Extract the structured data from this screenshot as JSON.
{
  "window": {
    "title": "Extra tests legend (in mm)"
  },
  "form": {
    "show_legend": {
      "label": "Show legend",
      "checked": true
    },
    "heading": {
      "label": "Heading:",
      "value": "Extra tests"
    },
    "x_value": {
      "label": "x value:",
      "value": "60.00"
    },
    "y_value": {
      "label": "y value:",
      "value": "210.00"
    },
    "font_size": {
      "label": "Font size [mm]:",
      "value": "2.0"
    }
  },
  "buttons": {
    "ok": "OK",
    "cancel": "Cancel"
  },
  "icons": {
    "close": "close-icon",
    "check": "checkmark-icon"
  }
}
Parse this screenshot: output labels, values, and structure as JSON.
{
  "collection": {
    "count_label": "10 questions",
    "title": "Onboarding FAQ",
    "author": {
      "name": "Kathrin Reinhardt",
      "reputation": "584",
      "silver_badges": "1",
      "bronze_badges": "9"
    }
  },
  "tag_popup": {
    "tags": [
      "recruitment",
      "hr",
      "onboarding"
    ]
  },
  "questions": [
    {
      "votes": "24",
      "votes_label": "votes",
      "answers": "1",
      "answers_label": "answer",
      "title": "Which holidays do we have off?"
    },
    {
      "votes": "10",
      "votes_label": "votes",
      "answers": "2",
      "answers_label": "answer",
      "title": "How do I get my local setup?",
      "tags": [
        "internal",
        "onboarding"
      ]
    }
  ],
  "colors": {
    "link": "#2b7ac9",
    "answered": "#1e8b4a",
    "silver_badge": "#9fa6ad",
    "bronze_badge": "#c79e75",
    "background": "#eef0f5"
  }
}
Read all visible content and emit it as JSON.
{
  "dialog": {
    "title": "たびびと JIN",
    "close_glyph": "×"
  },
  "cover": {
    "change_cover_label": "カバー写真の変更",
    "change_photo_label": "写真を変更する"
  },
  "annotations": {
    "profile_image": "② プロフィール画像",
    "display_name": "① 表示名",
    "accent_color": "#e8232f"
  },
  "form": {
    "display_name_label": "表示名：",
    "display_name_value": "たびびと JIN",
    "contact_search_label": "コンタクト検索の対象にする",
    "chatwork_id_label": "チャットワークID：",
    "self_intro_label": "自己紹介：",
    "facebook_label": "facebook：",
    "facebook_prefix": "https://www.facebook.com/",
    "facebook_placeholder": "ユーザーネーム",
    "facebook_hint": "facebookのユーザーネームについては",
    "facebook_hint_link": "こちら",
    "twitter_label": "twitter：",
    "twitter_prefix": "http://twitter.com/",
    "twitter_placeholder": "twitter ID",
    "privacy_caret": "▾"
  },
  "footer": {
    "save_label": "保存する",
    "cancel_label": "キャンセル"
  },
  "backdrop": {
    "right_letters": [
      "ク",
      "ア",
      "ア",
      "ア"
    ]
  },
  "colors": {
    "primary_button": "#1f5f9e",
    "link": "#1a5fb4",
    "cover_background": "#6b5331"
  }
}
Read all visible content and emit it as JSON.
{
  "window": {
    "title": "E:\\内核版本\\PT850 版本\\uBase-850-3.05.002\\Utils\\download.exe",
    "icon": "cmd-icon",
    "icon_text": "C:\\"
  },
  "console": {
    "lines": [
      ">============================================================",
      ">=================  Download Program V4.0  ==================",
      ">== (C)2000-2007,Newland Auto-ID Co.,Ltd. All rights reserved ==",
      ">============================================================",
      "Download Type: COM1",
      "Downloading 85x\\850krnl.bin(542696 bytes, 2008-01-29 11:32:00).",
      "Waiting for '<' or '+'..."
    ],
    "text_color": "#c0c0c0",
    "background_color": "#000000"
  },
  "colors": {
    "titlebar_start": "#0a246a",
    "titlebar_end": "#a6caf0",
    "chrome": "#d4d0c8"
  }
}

* * * * *

Your task is to print all of the records exactly.

_ANSWER FOR THE TASK_
Extract the structured data from this screenshot as JSON.
{
  "window": {
    "title": "Extra tests legend (in mm)"
  },
  "form": {
    "show_legend": {
      "label": "Show legend",
      "checked": true
    },
    "heading": {
      "label": "Heading:",
      "value": "Extra tests"
    },
    "x_value": {
      "label": "x value:",
      "value": "60.00"
    },
    "y_value": {
      "label": "y value:",
      "value": "210.00"
    },
    "font_size": {
      "label": "Font size [mm]:",
      "value": "2.0"
    }
  },
  "buttons": {
    "ok": "OK",
    "cancel": "Cancel"
  },
  "icons": {
    "close": "close-icon",
    "check": "checkmark-icon"
  }
}
Parse this screenshot: output labels, values, and structure as JSON.
{
  "collection": {
    "count_label": "10 questions",
    "title": "Onboarding FAQ",
    "author": {
      "name": "Kathrin Reinhardt",
      "reputation": "584",
      "silver_badges": "1",
      "bronze_badges": "9"
    }
  },
  "tag_popup": {
    "tags": [
      "recruitment",
      "hr",
      "onboarding"
    ]
  },
  "questions": [
    {
      "votes": "24",
      "votes_label": "votes",
      "answers": "1",
      "answers_label": "answer",
      "title": "Which holidays do we have off?"
    },
    {
      "votes": "10",
      "votes_label": "votes",
      "answers": "2",
      "answers_label": "answer",
      "title": "How do I get my local setup?",
      "tags": [
        "internal",
        "onboarding"
      ]
    }
  ],
  "colors": {
    "link": "#2b7ac9",
    "answered": "#1e8b4a",
    "silver_badge": "#9fa6ad",
    "bronze_badge": "#c79e75",
    "background": "#eef0f5"
  }
}
Read all visible content and emit it as JSON.
{
  "dialog": {
    "title": "たびびと JIN",
    "close_glyph": "×"
  },
  "cover": {
    "change_cover_label": "カバー写真の変更",
    "change_photo_label": "写真を変更する"
  },
  "annotations": {
    "profile_image": "② プロフィール画像",
    "display_name": "① 表示名",
    "accent_color": "#e8232f"
  },
  "form": {
    "display_name_label": "表示名：",
    "display_name_value": "たびびと JIN",
    "contact_search_label": "コンタクト検索の対象にする",
    "chatwork_id_label": "チャットワークID：",
    "self_intro_label": "自己紹介：",
    "facebook_label": "facebook：",
    "facebook_prefix": "https://www.facebook.com/",
    "facebook_placeholder": "ユーザーネーム",
    "facebook_hint": "facebookのユーザーネームについては",
    "facebook_hint_link": "こちら",
    "twitter_label": "twitter：",
    "twitter_prefix": "http://twitter.com/",
    "twitter_placeholder": "twitter ID",
    "privacy_caret": "▾"
  },
  "footer": {
    "save_label": "保存する",
    "cancel_label": "キャンセル"
  },
  "backdrop": {
    "right_letters": [
      "ク",
      "ア",
      "ア",
      "ア"
    ]
  },
  "colors": {
    "primary_button": "#1f5f9e",
    "link": "#1a5fb4",
    "cover_background": "#6b5331"
  }
}
Read all visible content and emit it as JSON.
{
  "window": {
    "title": "E:\\内核版本\\PT850 版本\\uBase-850-3.05.002\\Utils\\download.exe",
    "icon": "cmd-icon",
    "icon_text": "C:\\"
  },
  "console": {
    "lines": [
      ">============================================================",
      ">=================  Download Program V4.0  ==================",
      ">== (C)2000-2007,Newland Auto-ID Co.,Ltd. All rights reserved ==",
      ">============================================================",
      "Download Type: COM1",
      "Downloading 85x\\850krnl.bin(542696 bytes, 2008-01-29 11:32:00).",
      "Waiting for '<' or '+'..."
    ],
    "text_color": "#c0c0c0",
    "background_color": "#000000"
  },
  "colors": {
    "titlebar_start": "#0a246a",
    "titlebar_end": "#a6caf0",
    "chrome": "#d4d0c8"
  }
}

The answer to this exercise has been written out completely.